• _PROBLEM_
All lines holding the string "Soil" are to be shown.

• _PROVIDED DATA_
[start]

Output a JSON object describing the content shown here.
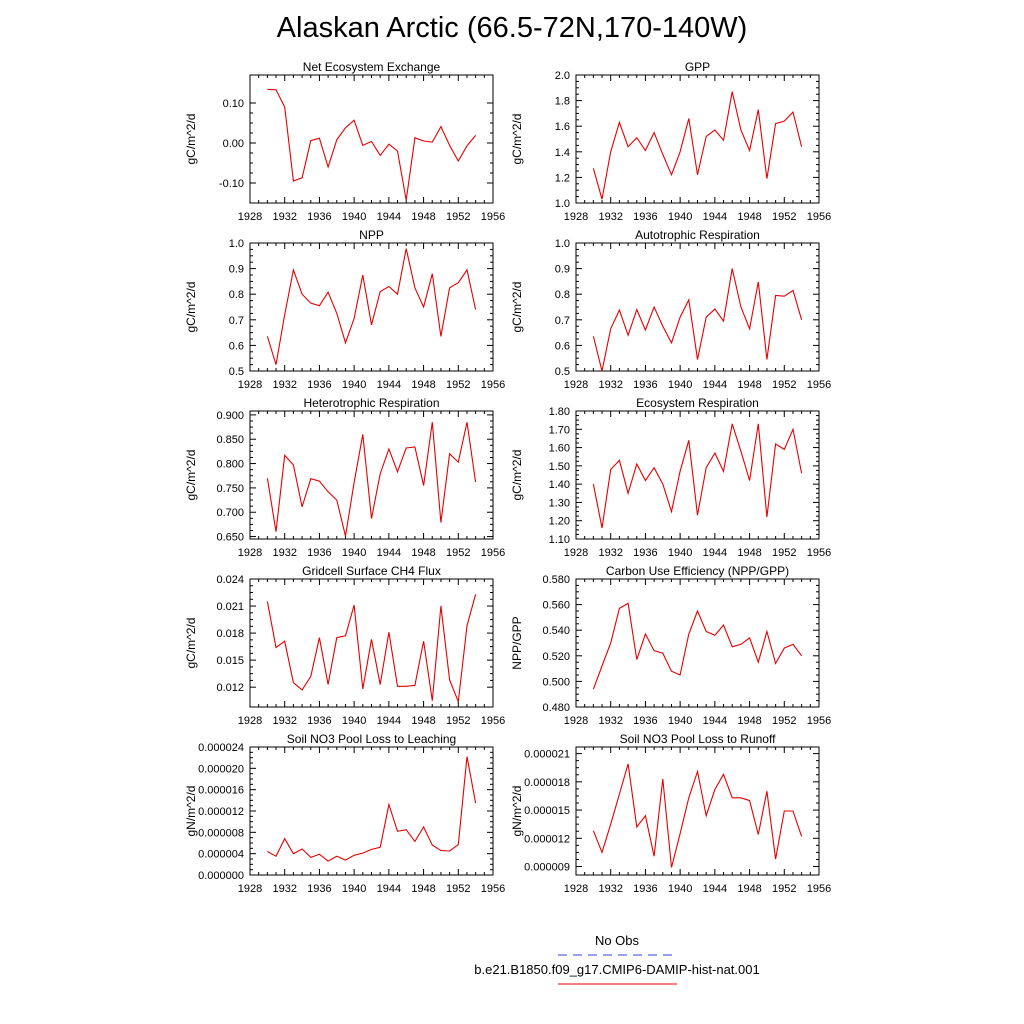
{
  "figure": {
    "title": "Alaskan Arctic (66.5-72N,170-140W)"
  },
  "legend": {
    "obs_label": "No Obs",
    "model_label": "b.e21.B1850.f09_g17.CMIP6-DAMIP-hist-nat.001",
    "obs_color": "#3c3cdc",
    "model_color": "#e60000"
  },
  "chart_data": [
    {
      "type": "line",
      "title": "Net Ecosystem Exchange",
      "ylabel": "gC/m^2/d",
      "xlim": [
        1928,
        1956
      ],
      "ylim": [
        -0.15,
        0.17
      ],
      "yticks": [
        0.1,
        0.0,
        -0.1
      ],
      "ytick_labels": [
        "0.10",
        "0.00",
        "-0.10"
      ],
      "x": [
        1930,
        1931,
        1932,
        1933,
        1934,
        1935,
        1936,
        1937,
        1938,
        1939,
        1940,
        1941,
        1942,
        1943,
        1944,
        1945,
        1946,
        1947,
        1948,
        1949,
        1950,
        1951,
        1952,
        1953,
        1954
      ],
      "series": [
        {
          "values": [
            0.134,
            0.133,
            0.09,
            -0.095,
            -0.087,
            0.006,
            0.012,
            -0.06,
            0.008,
            0.038,
            0.057,
            -0.006,
            0.004,
            -0.031,
            -0.003,
            -0.02,
            -0.143,
            0.013,
            0.005,
            0.002,
            0.041,
            -0.006,
            -0.045,
            -0.007,
            0.019
          ]
        }
      ]
    },
    {
      "type": "line",
      "title": "GPP",
      "ylabel": "gC/m^2/d",
      "xlim": [
        1928,
        1956
      ],
      "ylim": [
        1.0,
        2.0
      ],
      "yticks": [
        1.0,
        1.2,
        1.4,
        1.6,
        1.8,
        2.0
      ],
      "ytick_labels": [
        "1.0",
        "1.2",
        "1.4",
        "1.6",
        "1.8",
        "2.0"
      ],
      "x": [
        1930,
        1931,
        1932,
        1933,
        1934,
        1935,
        1936,
        1937,
        1938,
        1939,
        1940,
        1941,
        1942,
        1943,
        1944,
        1945,
        1946,
        1947,
        1948,
        1949,
        1950,
        1951,
        1952,
        1953,
        1954
      ],
      "series": [
        {
          "values": [
            1.27,
            1.03,
            1.4,
            1.63,
            1.44,
            1.51,
            1.41,
            1.55,
            1.38,
            1.22,
            1.4,
            1.66,
            1.22,
            1.52,
            1.57,
            1.49,
            1.87,
            1.57,
            1.41,
            1.73,
            1.19,
            1.62,
            1.64,
            1.71,
            1.44
          ]
        }
      ]
    },
    {
      "type": "line",
      "title": "NPP",
      "ylabel": "gC/m^2/d",
      "xlim": [
        1928,
        1956
      ],
      "ylim": [
        0.5,
        1.0
      ],
      "yticks": [
        0.5,
        0.6,
        0.7,
        0.8,
        0.9,
        1.0
      ],
      "ytick_labels": [
        "0.5",
        "0.6",
        "0.7",
        "0.8",
        "0.9",
        "1.0"
      ],
      "x": [
        1930,
        1931,
        1932,
        1933,
        1934,
        1935,
        1936,
        1937,
        1938,
        1939,
        1940,
        1941,
        1942,
        1943,
        1944,
        1945,
        1946,
        1947,
        1948,
        1949,
        1950,
        1951,
        1952,
        1953,
        1954
      ],
      "series": [
        {
          "values": [
            0.635,
            0.525,
            0.72,
            0.895,
            0.8,
            0.765,
            0.755,
            0.808,
            0.725,
            0.61,
            0.705,
            0.875,
            0.68,
            0.81,
            0.83,
            0.8,
            0.978,
            0.825,
            0.75,
            0.88,
            0.635,
            0.825,
            0.845,
            0.895,
            0.74
          ]
        }
      ]
    },
    {
      "type": "line",
      "title": "Autotrophic Respiration",
      "ylabel": "gC/m^2/d",
      "xlim": [
        1928,
        1956
      ],
      "ylim": [
        0.5,
        1.0
      ],
      "yticks": [
        0.5,
        0.6,
        0.7,
        0.8,
        0.9,
        1.0
      ],
      "ytick_labels": [
        "0.5",
        "0.6",
        "0.7",
        "0.8",
        "0.9",
        "1.0"
      ],
      "x": [
        1930,
        1931,
        1932,
        1933,
        1934,
        1935,
        1936,
        1937,
        1938,
        1939,
        1940,
        1941,
        1942,
        1943,
        1944,
        1945,
        1946,
        1947,
        1948,
        1949,
        1950,
        1951,
        1952,
        1953,
        1954
      ],
      "series": [
        {
          "values": [
            0.635,
            0.5,
            0.665,
            0.738,
            0.64,
            0.74,
            0.66,
            0.75,
            0.675,
            0.61,
            0.71,
            0.778,
            0.545,
            0.71,
            0.742,
            0.695,
            0.9,
            0.75,
            0.665,
            0.848,
            0.545,
            0.795,
            0.792,
            0.815,
            0.7
          ]
        }
      ]
    },
    {
      "type": "line",
      "title": "Heterotrophic Respiration",
      "ylabel": "gC/m^2/d",
      "xlim": [
        1928,
        1956
      ],
      "ylim": [
        0.645,
        0.908
      ],
      "yticks": [
        0.65,
        0.7,
        0.75,
        0.8,
        0.85,
        0.9
      ],
      "ytick_labels": [
        "0.650",
        "0.700",
        "0.750",
        "0.800",
        "0.850",
        "0.900"
      ],
      "x": [
        1930,
        1931,
        1932,
        1933,
        1934,
        1935,
        1936,
        1937,
        1938,
        1939,
        1940,
        1941,
        1942,
        1943,
        1944,
        1945,
        1946,
        1947,
        1948,
        1949,
        1950,
        1951,
        1952,
        1953,
        1954
      ],
      "series": [
        {
          "values": [
            0.77,
            0.66,
            0.817,
            0.797,
            0.711,
            0.769,
            0.764,
            0.742,
            0.725,
            0.651,
            0.761,
            0.86,
            0.687,
            0.779,
            0.83,
            0.783,
            0.832,
            0.834,
            0.755,
            0.885,
            0.679,
            0.82,
            0.803,
            0.885,
            0.762
          ]
        }
      ]
    },
    {
      "type": "line",
      "title": "Ecosystem Respiration",
      "ylabel": "gC/m^2/d",
      "xlim": [
        1928,
        1956
      ],
      "ylim": [
        1.1,
        1.8
      ],
      "yticks": [
        1.1,
        1.2,
        1.3,
        1.4,
        1.5,
        1.6,
        1.7,
        1.8
      ],
      "ytick_labels": [
        "1.10",
        "1.20",
        "1.30",
        "1.40",
        "1.50",
        "1.60",
        "1.70",
        "1.80"
      ],
      "x": [
        1930,
        1931,
        1932,
        1933,
        1934,
        1935,
        1936,
        1937,
        1938,
        1939,
        1940,
        1941,
        1942,
        1943,
        1944,
        1945,
        1946,
        1947,
        1948,
        1949,
        1950,
        1951,
        1952,
        1953,
        1954
      ],
      "series": [
        {
          "values": [
            1.4,
            1.16,
            1.48,
            1.53,
            1.35,
            1.51,
            1.42,
            1.49,
            1.4,
            1.25,
            1.47,
            1.64,
            1.23,
            1.49,
            1.57,
            1.47,
            1.73,
            1.58,
            1.42,
            1.73,
            1.22,
            1.62,
            1.59,
            1.7,
            1.46
          ]
        }
      ]
    },
    {
      "type": "line",
      "title": "Gridcell Surface CH4 Flux",
      "ylabel": "gC/m^2/d",
      "xlim": [
        1928,
        1956
      ],
      "ylim": [
        0.0098,
        0.024
      ],
      "yticks": [
        0.012,
        0.015,
        0.018,
        0.021,
        0.024
      ],
      "ytick_labels": [
        "0.012",
        "0.015",
        "0.018",
        "0.021",
        "0.024"
      ],
      "x": [
        1930,
        1931,
        1932,
        1933,
        1934,
        1935,
        1936,
        1937,
        1938,
        1939,
        1940,
        1941,
        1942,
        1943,
        1944,
        1945,
        1946,
        1947,
        1948,
        1949,
        1950,
        1951,
        1952,
        1953,
        1954
      ],
      "series": [
        {
          "values": [
            0.0215,
            0.0164,
            0.0171,
            0.0125,
            0.0117,
            0.0132,
            0.0175,
            0.0123,
            0.0175,
            0.0177,
            0.0211,
            0.0118,
            0.0173,
            0.0123,
            0.0181,
            0.0121,
            0.0121,
            0.0122,
            0.0171,
            0.0105,
            0.021,
            0.0128,
            0.0104,
            0.0188,
            0.0223
          ]
        }
      ]
    },
    {
      "type": "line",
      "title": "Carbon Use Efficiency (NPP/GPP)",
      "ylabel": "NPP/GPP",
      "xlim": [
        1928,
        1956
      ],
      "ylim": [
        0.48,
        0.58
      ],
      "yticks": [
        0.48,
        0.5,
        0.52,
        0.54,
        0.56,
        0.58
      ],
      "ytick_labels": [
        "0.480",
        "0.500",
        "0.520",
        "0.540",
        "0.560",
        "0.580"
      ],
      "x": [
        1930,
        1931,
        1932,
        1933,
        1934,
        1935,
        1936,
        1937,
        1938,
        1939,
        1940,
        1941,
        1942,
        1943,
        1944,
        1945,
        1946,
        1947,
        1948,
        1949,
        1950,
        1951,
        1952,
        1953,
        1954
      ],
      "series": [
        {
          "values": [
            0.494,
            0.512,
            0.53,
            0.557,
            0.561,
            0.517,
            0.537,
            0.524,
            0.522,
            0.508,
            0.505,
            0.537,
            0.555,
            0.539,
            0.536,
            0.544,
            0.527,
            0.529,
            0.534,
            0.515,
            0.539,
            0.514,
            0.526,
            0.529,
            0.52
          ]
        }
      ]
    },
    {
      "type": "line",
      "title": "Soil NO3 Pool Loss to Leaching",
      "ylabel": "gN/m^2/d",
      "xlim": [
        1928,
        1956
      ],
      "ylim": [
        0.0,
        2.4e-05
      ],
      "yticks": [
        0.0,
        4e-06,
        8e-06,
        1.2e-05,
        1.6e-05,
        2e-05,
        2.4e-05
      ],
      "ytick_labels": [
        "0.000000",
        "0.000004",
        "0.000008",
        "0.000012",
        "0.000016",
        "0.000020",
        "0.000024"
      ],
      "x": [
        1930,
        1931,
        1932,
        1933,
        1934,
        1935,
        1936,
        1937,
        1938,
        1939,
        1940,
        1941,
        1942,
        1943,
        1944,
        1945,
        1946,
        1947,
        1948,
        1949,
        1950,
        1951,
        1952,
        1953,
        1954
      ],
      "series": [
        {
          "values": [
            4.4e-06,
            3.5e-06,
            6.8e-06,
            4e-06,
            4.9e-06,
            3.3e-06,
            3.9e-06,
            2.6e-06,
            3.5e-06,
            2.8e-06,
            3.7e-06,
            4.1e-06,
            4.8e-06,
            5.2e-06,
            1.32e-05,
            8.2e-06,
            8.5e-06,
            6.3e-06,
            9e-06,
            5.6e-06,
            4.6e-06,
            4.5e-06,
            5.7e-06,
            2.22e-05,
            1.35e-05
          ]
        }
      ]
    },
    {
      "type": "line",
      "title": "Soil NO3 Pool Loss to Runoff",
      "ylabel": "gN/m^2/d",
      "xlim": [
        1928,
        1956
      ],
      "ylim": [
        8.1e-06,
        2.17e-05
      ],
      "yticks": [
        9e-06,
        1.2e-05,
        1.5e-05,
        1.8e-05,
        2.1e-05
      ],
      "ytick_labels": [
        "0.000009",
        "0.000012",
        "0.000015",
        "0.000018",
        "0.000021"
      ],
      "x": [
        1930,
        1931,
        1932,
        1933,
        1934,
        1935,
        1936,
        1937,
        1938,
        1939,
        1940,
        1941,
        1942,
        1943,
        1944,
        1945,
        1946,
        1947,
        1948,
        1949,
        1950,
        1951,
        1952,
        1953,
        1954
      ],
      "series": [
        {
          "values": [
            1.28e-05,
            1.05e-05,
            1.35e-05,
            1.67e-05,
            1.99e-05,
            1.32e-05,
            1.44e-05,
            1.01e-05,
            1.83e-05,
            8.9e-06,
            1.25e-05,
            1.63e-05,
            1.91e-05,
            1.44e-05,
            1.72e-05,
            1.88e-05,
            1.63e-05,
            1.63e-05,
            1.6e-05,
            1.24e-05,
            1.7e-05,
            9.8e-06,
            1.49e-05,
            1.49e-05,
            1.22e-05
          ]
        }
      ]
    }
  ]
}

[end]

• _SOLUTION TO THIS EXERCISE_
      "title": "Soil NO3 Pool Loss to Leaching",
      "title": "Soil NO3 Pool Loss to Runoff",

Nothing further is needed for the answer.